‘The Telegraph’: Is British civilisation really being erased?

10:10 20.12.2025 •

Pic.: ‘The Telegraph’

Mass migration risks making the UK and its neighbours ‘unrecognisable’. America could one day cut them loose, ‘The Telegraph’ notes.

Donald Trump’s description of Europe, offered in an interview with Politico last week, was characteristically blunt: “What they’re doing with immigration is a disaster.” Unless this changes, some nations “will not be viable countries any longer”, with politicians like Sadiq Khan “elected because so many people have come in. They vote for him now”.

It was an assessment that came hard on the heels of the Trump administration’s National Security Strategy, which warned that Europe would be “unrecognisable in 20 years” and risked “civilisational erasure”.

The response on the Continent was predictable – outrage that the American state, having spent 80 years promoting diversity and globalisation in the West, has pivoted the other way. Trump’s thesis, however, is not a new one. It’s essentially the same question posed by Christopher Caldwell in his 2009 book, Reflections on the Revolution in Europe. Can the Continent be the same with different people in it?

The answer, according to the Security Strategy, is decidedly still in the balance – the “character” of European nations is “strategically important because we count upon creative, capable, confident, democratic allies”. The Security Strategy goes on to say, “it is more than plausible that within a few decades at the latest, certain Nato members will become majority non-European. As such, it is an open question whether they will view their place in the world, or their alliance with the United States, in the same way as those who signed the Nato charter”.

◆ ◆ ◆ ◆

THINGS TO DO:
1. In the article on whether British civilization is being erased, rewrite the stretch from "10:10 20.12.2025 •" through "loose, ‘The Telegraph’ notes.", swapping "neighbours" for "partners".
2. Answer these questions from the article on whether British civilization is being erased:
(a) Which outlet carried the interview in which Trump described Europe?
(b) According to the National Security Strategy, in how many years would Europe be unrecognizable?
(c) In what year did Christopher Caldwell publish his book?
3. Extend the article on whether British civilization is being erased, picking up right after its final sentence.

◆ ◆ ◆ ◆

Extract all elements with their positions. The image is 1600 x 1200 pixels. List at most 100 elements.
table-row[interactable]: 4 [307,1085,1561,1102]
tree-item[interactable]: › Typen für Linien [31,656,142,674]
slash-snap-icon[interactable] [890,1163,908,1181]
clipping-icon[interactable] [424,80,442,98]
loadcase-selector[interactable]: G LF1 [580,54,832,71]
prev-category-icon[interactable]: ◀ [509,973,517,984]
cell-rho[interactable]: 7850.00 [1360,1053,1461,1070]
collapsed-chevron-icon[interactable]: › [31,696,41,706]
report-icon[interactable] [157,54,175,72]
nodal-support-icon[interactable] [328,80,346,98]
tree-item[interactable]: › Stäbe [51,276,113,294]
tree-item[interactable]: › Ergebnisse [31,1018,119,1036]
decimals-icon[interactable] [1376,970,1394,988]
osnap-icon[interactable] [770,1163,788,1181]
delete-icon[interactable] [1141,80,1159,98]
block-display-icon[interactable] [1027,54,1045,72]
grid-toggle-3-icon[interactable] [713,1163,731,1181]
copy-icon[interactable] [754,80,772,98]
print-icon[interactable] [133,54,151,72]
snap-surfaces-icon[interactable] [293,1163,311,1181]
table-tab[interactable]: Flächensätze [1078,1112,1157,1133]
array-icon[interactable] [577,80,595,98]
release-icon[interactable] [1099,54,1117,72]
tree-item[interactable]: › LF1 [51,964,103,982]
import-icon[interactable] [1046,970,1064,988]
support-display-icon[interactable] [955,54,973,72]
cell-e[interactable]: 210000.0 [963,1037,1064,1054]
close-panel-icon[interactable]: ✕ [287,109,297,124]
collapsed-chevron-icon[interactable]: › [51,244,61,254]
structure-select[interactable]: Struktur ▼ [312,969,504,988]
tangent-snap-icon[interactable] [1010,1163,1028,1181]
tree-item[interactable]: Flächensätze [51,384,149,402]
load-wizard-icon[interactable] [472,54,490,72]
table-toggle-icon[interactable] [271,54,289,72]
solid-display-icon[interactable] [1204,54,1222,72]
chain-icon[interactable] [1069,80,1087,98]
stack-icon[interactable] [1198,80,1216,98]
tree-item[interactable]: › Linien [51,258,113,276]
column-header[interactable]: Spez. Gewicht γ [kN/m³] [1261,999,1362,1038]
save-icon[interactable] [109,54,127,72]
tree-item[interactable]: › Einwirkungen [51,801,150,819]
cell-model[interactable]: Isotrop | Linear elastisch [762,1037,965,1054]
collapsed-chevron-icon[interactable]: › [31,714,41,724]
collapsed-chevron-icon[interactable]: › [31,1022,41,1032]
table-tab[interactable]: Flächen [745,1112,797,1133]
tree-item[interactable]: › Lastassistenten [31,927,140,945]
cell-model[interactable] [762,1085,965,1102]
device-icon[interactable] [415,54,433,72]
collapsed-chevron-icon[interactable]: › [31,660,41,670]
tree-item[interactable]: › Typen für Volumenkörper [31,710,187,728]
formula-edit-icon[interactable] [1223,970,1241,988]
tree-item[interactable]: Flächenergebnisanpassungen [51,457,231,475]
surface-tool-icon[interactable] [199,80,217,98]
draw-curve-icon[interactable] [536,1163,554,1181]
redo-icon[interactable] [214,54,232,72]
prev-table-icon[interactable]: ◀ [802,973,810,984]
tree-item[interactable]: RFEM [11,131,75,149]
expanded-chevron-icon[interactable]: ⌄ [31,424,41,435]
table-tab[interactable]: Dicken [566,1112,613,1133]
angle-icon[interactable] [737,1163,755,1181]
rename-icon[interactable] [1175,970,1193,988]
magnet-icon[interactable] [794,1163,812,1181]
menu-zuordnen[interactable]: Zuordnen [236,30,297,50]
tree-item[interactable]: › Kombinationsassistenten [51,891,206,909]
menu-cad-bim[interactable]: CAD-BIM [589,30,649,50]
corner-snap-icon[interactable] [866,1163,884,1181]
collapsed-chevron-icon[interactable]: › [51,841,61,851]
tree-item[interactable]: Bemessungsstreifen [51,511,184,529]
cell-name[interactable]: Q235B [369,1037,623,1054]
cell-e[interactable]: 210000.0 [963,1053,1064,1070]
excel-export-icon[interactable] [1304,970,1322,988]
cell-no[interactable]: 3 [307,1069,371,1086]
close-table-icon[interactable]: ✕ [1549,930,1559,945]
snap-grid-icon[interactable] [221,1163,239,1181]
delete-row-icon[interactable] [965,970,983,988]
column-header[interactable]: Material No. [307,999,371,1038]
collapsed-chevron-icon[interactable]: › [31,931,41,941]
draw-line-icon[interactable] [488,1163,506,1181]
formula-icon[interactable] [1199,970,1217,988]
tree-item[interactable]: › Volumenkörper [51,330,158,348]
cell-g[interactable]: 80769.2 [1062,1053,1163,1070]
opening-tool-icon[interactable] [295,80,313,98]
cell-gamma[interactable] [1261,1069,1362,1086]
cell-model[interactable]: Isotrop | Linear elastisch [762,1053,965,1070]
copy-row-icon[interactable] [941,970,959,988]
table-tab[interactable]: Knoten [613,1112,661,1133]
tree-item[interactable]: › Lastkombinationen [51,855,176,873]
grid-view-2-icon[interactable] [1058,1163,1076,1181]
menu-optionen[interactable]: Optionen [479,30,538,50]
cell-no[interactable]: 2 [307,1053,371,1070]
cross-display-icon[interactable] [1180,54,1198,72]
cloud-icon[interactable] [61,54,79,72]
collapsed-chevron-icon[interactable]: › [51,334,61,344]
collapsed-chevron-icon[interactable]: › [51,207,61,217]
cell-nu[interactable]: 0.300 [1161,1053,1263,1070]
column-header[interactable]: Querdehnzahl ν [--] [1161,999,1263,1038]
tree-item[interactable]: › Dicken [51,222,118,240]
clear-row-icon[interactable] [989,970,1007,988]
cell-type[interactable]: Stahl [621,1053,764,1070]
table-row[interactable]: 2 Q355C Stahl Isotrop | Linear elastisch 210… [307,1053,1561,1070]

◆ ◆ ◆ ◆

EXPECTED ANSWERS:
1.
10:10 20.12.2025 •

Pic.: ‘The Telegraph’

Mass migration risks making the UK and its partners ‘unrecognisable’. America could one day cut them loose, ‘The Telegraph’ notes.

2.
(a) Politico
(b) 20 years
(c) 2009

3.
What’s interesting about the response within Europe is that the strength of the denial is not really rooted in an empirical argument, so much as an emotional one. In the long shadow of the Second World War, questions of cultural assimilation were gradually pushed to one side by elites worried that the answers would not be what they wished for. In some countries, even the gathering of basic statistical data about the composition of the population was banned.

For a US administration attempting to work out how foreign policy and electoral dynamics will shift as a result of diversity, this evidence is what matters. So is Trump right to say Europe is being transformed? We can split this question into two parts: the degree of population turnover, and the change in culture.

Or, to put it another way, how many new people are there, and to what extent are those new people resistant to assimilation?

The battle of Barking

 In 1991, every London borough except Brent had a sizeable majority of white British residents. By 2001, this number had dropped to 24. In 2021, it was true in just six: Sutton, Richmond, Kingston upon Thames, Havering, Bromley and Bexley.

Hillingdon, which in 2001 had a population that was 73 per cent white British, is today around the 40 per cent mark. London now has the lowest population share of white British people of any region in England and Wales, at 36.8 per cent for the city as a whole.

And as in Barking, these transformations have had political consequences. When Trump says that Sadiq Khan’s election is a result of the dramatic population change in the capital, he’s neither entirely right nor wrong. Polling in the run-up to the 2024 election showed Sadiq Khan leading the Conservative candidate, Susan Hall, among both white and ethnic minority voters, with a greater lead among the latter. But at the same time, the white British voters remaining in the capital are those who have opted in to greater diversity – a form of political self-selection likely to favour Labour.

This pattern of group sorting could now play out across the rest of the country. Just as Barking showed one pattern for London, the capital potentially indicates what the rest of Britain will come to look like.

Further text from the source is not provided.